◆ Problem requirements ◆
Give the data again exactly as written, skipping any pictures.

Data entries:
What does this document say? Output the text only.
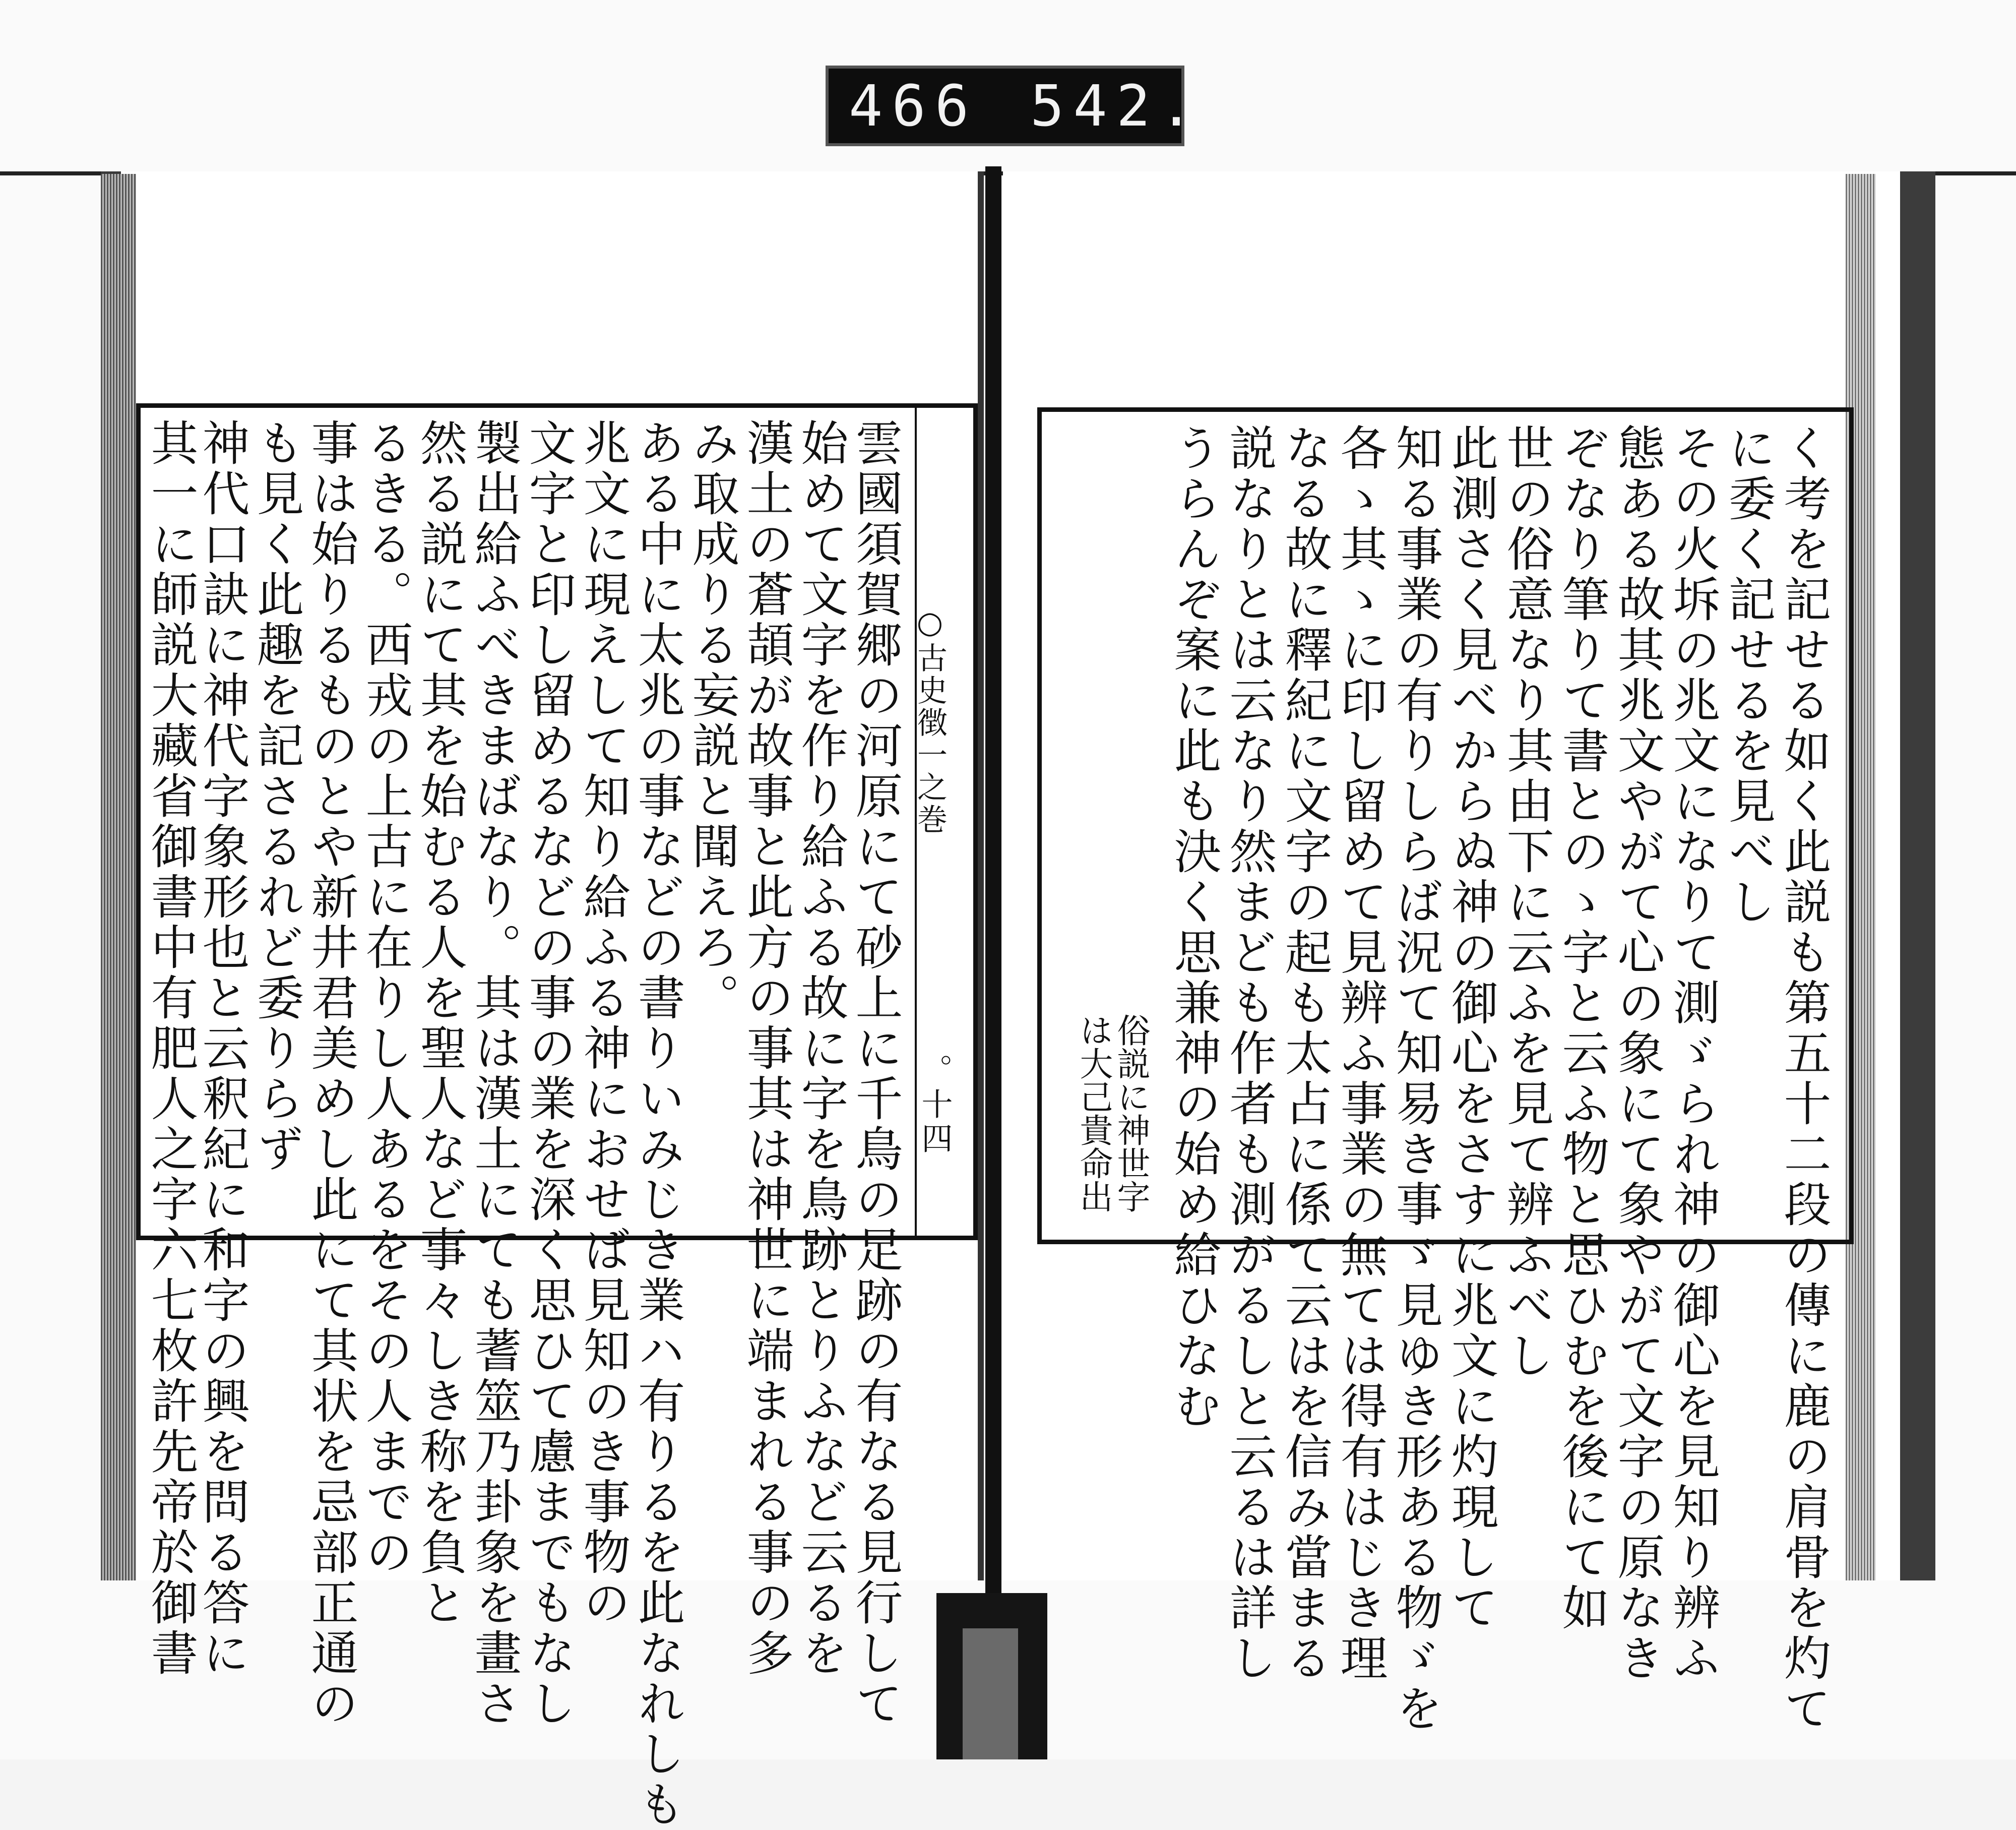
466 542.
○古史徴一之巻
。十四
雲國須賀郷の河原にて砂上に千鳥の足跡の有なる見行して
始めて文字を作り給ふる故に字を鳥跡とりふなど云るを
漢土の蒼頡が故事と此方の事其は神世に端まれる事の多
み取成りる妄説と聞えろ。
ある中に太兆の事などの書りいみじき業ハ有りるを此なれしも
兆文に現えして知り給ふる神におせば見知のき事物の
文字と印し留めるなどの事の業を深く思ひて慮までもなし
製出給ふべきまばなり。其は漢土にても蓍筮乃卦象を畫さ
然る説にて其を始むる人を聖人など事々しき称を負と
るきる。西戎の上古に在りし人あるをその人までの
事は始りるものとや新井君美めし此にて其状を忌部正通の
も見く此趣を記さるれど委りらず
神代口訣に神代字象形也と云釈紀に和字の興を問る答に
其一に師説大藏省御書中有肥人之字六七枚許先帝於御書	く考を記せる如く此説も第五十二段の傳に鹿の肩骨を灼て
に委く記せるを見べし
その火坼の兆文になりて測ゞられ神の御心を見知り辨ふ
態ある故其兆文やがて心の象にて象やがて文字の原なき
ぞなり筆りて書とのゝ字と云ふ物と思ひむを後にて如
世の俗意なり其由下に云ふを見て辨ふべし
此測さく見べからぬ神の御心をさすに兆文に灼現して
知る事業の有りしらば況て知易き事ゞ見ゆき形ある物ゞを
各ゝ其ゝに印し留めて見辨ふ事業の無ては得有はじき理
なる故に釋紀に文字の起も太占に係て云はを信み當まる
説なりとは云なり然まども作者も測がるしと云るは詳し
うらんぞ案に此も決く思兼神の始め給ひなむ
俗説に神世字
は大己貴命出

◆ Full solution ◆
What does this document say? Output the text only.
466 542.
○古史徴一之巻
。十四
雲國須賀郷の河原にて砂上に千鳥の足跡の有なる見行して
始めて文字を作り給ふる故に字を鳥跡とりふなど云るを
漢土の蒼頡が故事と此方の事其は神世に端まれる事の多
み取成りる妄説と聞えろ。
ある中に太兆の事などの書りいみじき業ハ有りるを此なれしも
兆文に現えして知り給ふる神におせば見知のき事物の
文字と印し留めるなどの事の業を深く思ひて慮までもなし
製出給ふべきまばなり。其は漢土にても蓍筮乃卦象を畫さ
然る説にて其を始むる人を聖人など事々しき称を負と
るきる。西戎の上古に在りし人あるをその人までの
事は始りるものとや新井君美めし此にて其状を忌部正通の
も見く此趣を記さるれど委りらず
神代口訣に神代字象形也と云釈紀に和字の興を問る答に
其一に師説大藏省御書中有肥人之字六七枚許先帝於御書	く考を記せる如く此説も第五十二段の傳に鹿の肩骨を灼て
に委く記せるを見べし
その火坼の兆文になりて測ゞられ神の御心を見知り辨ふ
態ある故其兆文やがて心の象にて象やがて文字の原なき
ぞなり筆りて書とのゝ字と云ふ物と思ひむを後にて如
世の俗意なり其由下に云ふを見て辨ふべし
此測さく見べからぬ神の御心をさすに兆文に灼現して
知る事業の有りしらば況て知易き事ゞ見ゆき形ある物ゞを
各ゝ其ゝに印し留めて見辨ふ事業の無ては得有はじき理
なる故に釋紀に文字の起も太占に係て云はを信み當まる
説なりとは云なり然まども作者も測がるしと云るは詳し
うらんぞ案に此も決く思兼神の始め給ひなむ
俗説に神世字
は大己貴命出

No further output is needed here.